_Consigna 1_.
¿Puedes editar el texto sobre la vida animal del hombre desde "La primera es" hasta "Inravisión.", ambos incluidos, cambiando "eutanasia" por "muerte asistida"?
_Consigna 2_.
¿Podrías retomar el texto sobre la vida animal del hombre y seguirlo a partir de su última oración?

_Texto de la página_.

LA VIDA ANIMAL DEL HOMBRE
Por: Jotamario
Arbeláez
Se están
presentado propuestas superlativas en torno de la vida animal del
hombre, que es bueno tener en cuenta por cuanto nos atañen a todos.
Respecto de ellas, se ha pronunciado la Iglesia -desde el Papa en el
Vaticano hasta sacerdotes periodistas y párrocos de provincias
lejanas-, así como los políticos, los intelectuales y los mortales
comunes.
La primera es la eutanasia, o sea la libertad del enfermo, en una
situación terminal, de pedir que lo desconecten. O la de los
familiares de tomar la misma determinación, cuando ya el paciente ha
perdido toda capacidad de decidir por sí mismo. Se evitaría así lo
que pasó hace unos años con Jimmy Salcedo, quien antes de irse con
su música a mejor parte soportó largos meses de agonía vegetativa en
su cama de enfermo en una clínica de alto postín, agotando su
patrimonio, y permitiendo que sus herederos se enardecieran en una
guerra de nervios por el resto de sus pertenencias, y dando pie para
que sus piadosos amigos afilaran su ingenio haciéndole malos chistes
macabros, como ése de que había terminado trabajando de planta en
Inravisión.

_Datos analizados_.

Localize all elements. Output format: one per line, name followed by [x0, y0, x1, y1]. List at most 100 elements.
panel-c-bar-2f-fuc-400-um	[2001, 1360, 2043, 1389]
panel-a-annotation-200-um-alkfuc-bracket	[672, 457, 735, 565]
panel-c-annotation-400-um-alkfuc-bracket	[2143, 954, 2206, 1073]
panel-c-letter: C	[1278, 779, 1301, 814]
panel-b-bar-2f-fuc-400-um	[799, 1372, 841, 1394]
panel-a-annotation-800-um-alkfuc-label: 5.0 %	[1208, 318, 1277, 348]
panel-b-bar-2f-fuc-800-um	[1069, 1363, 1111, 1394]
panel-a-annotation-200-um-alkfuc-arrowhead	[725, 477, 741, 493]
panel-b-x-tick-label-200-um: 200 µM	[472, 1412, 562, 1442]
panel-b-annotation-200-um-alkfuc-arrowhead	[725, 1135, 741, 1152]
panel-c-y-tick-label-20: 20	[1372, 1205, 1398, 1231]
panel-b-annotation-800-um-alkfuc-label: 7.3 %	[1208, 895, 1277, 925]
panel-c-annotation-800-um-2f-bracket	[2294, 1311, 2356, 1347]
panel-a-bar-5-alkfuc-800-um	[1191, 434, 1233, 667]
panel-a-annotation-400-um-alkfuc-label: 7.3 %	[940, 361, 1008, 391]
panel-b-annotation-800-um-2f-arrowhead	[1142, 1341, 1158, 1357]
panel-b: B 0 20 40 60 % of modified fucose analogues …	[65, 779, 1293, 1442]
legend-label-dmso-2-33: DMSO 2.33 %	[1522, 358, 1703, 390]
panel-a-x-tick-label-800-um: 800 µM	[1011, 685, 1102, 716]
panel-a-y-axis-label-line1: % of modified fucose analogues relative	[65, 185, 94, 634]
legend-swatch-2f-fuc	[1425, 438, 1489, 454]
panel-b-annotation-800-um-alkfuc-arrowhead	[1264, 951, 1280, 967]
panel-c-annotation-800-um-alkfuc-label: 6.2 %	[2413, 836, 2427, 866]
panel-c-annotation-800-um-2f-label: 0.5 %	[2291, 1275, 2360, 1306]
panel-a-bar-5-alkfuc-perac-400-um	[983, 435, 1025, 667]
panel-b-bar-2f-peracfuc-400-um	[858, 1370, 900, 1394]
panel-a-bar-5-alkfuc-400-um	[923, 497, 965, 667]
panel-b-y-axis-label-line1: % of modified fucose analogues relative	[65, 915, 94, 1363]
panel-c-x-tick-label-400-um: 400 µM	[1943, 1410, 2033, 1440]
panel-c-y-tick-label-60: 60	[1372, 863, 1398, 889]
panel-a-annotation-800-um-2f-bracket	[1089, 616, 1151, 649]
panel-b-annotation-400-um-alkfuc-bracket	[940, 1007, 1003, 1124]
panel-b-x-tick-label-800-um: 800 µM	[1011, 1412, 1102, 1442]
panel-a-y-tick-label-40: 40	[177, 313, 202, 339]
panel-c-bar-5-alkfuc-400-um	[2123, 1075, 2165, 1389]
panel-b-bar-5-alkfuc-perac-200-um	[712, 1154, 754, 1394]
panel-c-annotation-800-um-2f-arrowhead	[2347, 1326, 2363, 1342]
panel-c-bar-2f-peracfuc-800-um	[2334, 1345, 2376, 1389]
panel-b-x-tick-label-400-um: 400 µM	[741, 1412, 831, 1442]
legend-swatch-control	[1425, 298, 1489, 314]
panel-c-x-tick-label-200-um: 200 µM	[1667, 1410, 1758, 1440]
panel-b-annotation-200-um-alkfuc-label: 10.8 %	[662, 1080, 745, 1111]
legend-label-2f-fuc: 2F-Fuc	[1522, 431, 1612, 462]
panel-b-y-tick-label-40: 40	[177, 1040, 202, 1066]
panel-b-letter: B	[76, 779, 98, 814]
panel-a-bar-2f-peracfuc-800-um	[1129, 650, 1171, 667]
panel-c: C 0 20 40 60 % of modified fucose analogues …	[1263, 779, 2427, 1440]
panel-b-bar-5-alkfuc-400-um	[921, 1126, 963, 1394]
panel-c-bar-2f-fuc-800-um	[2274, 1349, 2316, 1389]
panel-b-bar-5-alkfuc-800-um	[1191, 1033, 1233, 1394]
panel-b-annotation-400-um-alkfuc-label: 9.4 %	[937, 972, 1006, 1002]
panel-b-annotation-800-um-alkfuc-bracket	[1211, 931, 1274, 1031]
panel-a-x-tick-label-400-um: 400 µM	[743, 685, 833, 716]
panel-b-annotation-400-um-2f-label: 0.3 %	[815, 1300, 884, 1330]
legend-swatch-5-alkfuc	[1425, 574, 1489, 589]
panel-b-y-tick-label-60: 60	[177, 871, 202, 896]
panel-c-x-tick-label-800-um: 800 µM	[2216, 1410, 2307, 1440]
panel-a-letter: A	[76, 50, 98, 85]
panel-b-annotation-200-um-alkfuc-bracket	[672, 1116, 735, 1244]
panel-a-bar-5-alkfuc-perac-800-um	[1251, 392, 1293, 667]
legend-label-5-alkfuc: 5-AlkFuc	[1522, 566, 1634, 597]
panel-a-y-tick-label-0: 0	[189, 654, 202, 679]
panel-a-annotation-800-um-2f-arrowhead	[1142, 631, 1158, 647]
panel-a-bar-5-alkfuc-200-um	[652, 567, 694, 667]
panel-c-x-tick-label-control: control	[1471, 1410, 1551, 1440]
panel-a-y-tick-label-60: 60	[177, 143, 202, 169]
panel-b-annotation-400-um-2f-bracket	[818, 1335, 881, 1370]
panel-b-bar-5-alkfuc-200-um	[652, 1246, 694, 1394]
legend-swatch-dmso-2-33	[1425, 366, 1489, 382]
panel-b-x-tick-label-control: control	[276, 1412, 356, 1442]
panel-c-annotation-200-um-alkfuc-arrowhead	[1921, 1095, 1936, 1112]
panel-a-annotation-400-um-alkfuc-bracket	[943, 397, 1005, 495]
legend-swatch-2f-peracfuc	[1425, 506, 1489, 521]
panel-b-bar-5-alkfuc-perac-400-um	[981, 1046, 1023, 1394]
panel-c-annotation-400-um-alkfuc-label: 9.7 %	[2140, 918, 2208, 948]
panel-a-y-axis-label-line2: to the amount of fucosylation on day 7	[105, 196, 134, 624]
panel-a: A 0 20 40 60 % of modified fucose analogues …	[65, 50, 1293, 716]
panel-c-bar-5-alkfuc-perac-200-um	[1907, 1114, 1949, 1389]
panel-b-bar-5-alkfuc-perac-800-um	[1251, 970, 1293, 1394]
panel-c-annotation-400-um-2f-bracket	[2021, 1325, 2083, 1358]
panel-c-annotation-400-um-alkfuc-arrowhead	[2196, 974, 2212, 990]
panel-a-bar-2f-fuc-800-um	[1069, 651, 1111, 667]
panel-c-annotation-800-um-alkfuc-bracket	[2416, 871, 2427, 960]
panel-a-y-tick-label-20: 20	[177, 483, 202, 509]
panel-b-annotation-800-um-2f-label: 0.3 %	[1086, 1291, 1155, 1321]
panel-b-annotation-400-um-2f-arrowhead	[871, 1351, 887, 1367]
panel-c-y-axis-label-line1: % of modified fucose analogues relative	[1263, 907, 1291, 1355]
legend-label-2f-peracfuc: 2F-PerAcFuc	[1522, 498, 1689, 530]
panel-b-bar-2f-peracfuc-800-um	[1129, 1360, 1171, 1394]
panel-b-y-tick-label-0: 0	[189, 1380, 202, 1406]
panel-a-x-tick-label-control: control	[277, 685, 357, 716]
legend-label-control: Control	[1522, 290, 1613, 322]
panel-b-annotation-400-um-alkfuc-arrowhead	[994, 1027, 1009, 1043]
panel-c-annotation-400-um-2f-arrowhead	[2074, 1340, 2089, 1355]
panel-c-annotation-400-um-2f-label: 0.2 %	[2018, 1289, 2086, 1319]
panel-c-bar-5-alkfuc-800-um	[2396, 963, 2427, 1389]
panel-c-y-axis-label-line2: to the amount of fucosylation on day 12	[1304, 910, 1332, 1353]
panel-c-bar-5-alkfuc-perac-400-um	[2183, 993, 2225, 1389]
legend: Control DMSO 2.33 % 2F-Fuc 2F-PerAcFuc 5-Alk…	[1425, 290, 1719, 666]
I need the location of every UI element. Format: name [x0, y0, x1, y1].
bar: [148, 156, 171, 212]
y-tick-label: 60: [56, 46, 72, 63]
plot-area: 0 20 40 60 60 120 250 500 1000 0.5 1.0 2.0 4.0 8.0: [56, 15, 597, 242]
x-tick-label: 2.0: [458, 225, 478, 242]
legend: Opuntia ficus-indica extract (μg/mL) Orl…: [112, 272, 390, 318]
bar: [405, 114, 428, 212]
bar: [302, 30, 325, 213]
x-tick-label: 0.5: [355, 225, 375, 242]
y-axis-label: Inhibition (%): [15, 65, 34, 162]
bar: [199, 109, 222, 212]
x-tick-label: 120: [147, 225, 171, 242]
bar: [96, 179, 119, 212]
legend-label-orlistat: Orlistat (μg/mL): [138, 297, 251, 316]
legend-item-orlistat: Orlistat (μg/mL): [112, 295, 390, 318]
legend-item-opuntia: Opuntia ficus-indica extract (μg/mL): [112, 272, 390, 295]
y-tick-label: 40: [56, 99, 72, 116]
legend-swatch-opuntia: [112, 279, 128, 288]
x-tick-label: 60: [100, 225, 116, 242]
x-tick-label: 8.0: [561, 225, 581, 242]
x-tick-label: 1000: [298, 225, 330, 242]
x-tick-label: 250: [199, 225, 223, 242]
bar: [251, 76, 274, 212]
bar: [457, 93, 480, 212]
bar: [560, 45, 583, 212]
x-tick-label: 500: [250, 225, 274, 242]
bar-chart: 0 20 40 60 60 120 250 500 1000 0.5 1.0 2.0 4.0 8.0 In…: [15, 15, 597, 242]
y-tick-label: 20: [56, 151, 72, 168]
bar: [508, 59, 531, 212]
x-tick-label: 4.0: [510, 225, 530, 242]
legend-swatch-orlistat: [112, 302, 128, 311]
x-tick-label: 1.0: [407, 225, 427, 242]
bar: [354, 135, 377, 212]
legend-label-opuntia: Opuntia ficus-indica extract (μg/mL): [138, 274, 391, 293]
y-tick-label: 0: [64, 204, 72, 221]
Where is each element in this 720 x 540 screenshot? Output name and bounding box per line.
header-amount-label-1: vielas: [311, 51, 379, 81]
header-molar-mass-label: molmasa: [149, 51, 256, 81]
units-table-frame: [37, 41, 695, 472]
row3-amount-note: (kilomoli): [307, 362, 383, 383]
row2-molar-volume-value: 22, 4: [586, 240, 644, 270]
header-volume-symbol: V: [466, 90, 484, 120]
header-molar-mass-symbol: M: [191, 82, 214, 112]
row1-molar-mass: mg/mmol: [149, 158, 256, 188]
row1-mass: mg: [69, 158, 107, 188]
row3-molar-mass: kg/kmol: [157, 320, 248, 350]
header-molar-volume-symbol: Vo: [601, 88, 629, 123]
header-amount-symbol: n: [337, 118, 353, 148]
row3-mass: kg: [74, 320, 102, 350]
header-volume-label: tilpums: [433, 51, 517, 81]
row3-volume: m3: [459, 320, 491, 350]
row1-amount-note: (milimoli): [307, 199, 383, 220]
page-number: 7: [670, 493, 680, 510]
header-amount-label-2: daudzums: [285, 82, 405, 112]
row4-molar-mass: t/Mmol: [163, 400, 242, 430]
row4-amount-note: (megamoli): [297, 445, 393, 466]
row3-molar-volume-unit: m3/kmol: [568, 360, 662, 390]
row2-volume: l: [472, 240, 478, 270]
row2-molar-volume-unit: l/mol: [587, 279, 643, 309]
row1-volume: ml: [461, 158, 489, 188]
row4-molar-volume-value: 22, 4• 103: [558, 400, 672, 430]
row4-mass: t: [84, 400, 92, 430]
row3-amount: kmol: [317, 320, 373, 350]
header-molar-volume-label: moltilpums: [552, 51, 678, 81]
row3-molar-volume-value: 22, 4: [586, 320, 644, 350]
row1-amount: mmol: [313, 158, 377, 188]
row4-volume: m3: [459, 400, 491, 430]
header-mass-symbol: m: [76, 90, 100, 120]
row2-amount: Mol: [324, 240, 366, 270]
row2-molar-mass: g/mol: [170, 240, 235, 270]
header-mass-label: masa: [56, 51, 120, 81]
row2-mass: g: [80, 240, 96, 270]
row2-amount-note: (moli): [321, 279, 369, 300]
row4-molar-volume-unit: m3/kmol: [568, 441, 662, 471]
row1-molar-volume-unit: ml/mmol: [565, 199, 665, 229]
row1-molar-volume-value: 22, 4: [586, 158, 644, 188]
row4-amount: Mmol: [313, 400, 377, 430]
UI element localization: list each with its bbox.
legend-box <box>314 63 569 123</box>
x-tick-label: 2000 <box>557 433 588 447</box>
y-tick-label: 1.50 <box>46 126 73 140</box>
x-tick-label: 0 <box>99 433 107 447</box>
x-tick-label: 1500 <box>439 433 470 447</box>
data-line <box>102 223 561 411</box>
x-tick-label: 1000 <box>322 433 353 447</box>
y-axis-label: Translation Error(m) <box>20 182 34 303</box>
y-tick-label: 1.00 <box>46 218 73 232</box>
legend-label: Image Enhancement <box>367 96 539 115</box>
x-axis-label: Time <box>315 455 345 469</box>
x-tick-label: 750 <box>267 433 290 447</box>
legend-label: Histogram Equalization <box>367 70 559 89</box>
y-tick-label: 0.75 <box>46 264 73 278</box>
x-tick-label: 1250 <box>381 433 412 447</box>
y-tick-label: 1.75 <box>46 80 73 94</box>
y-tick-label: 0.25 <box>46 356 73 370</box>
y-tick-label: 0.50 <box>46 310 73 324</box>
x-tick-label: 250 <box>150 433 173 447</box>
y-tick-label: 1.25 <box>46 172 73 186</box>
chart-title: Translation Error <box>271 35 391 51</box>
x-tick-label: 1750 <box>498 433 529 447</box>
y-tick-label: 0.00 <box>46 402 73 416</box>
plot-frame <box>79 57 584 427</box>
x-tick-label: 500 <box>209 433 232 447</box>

_Respuesta 1_.
La primera es la muerte asistida, o sea la libertad del enfermo, en una
situación terminal, de pedir que lo desconecten. O la de los
familiares de tomar la misma determinación, cuando ya el paciente ha
perdido toda capacidad de decidir por sí mismo. Se evitaría así lo
que pasó hace unos años con Jimmy Salcedo, quien antes de irse con
su música a mejor parte soportó largos meses de agonía vegetativa en
su cama de enfermo en una clínica de alto postín, agotando su
patrimonio, y permitiendo que sus herederos se enardecieran en una
guerra de nervios por el resto de sus pertenencias, y dando pie para
que sus piadosos amigos afilaran su ingenio haciéndole malos chistes
macabros, como ése de que había terminado trabajando de planta en
Inravisión.

_Respuesta 2_.
La Iglesia conceptúa que nadie es dueño de la vida, pegándose de la
creencia de que “mientras hay vida hay esperanza”, y condena al
moribundo despacioso a aguardar a la parca hasta el momento final,
es decir, hasta que ya no tenga ni un centavo qué dejarle a los
hijos y los médicos comiencen a compadecerse. Pues si es verdad que
algunos galenos se inclinan por aplicar esa cesación de la vida
prolongada artificialmente, también es cierto que para muchas
clínicas es una teta gloriosa la dilatación de la moribundia.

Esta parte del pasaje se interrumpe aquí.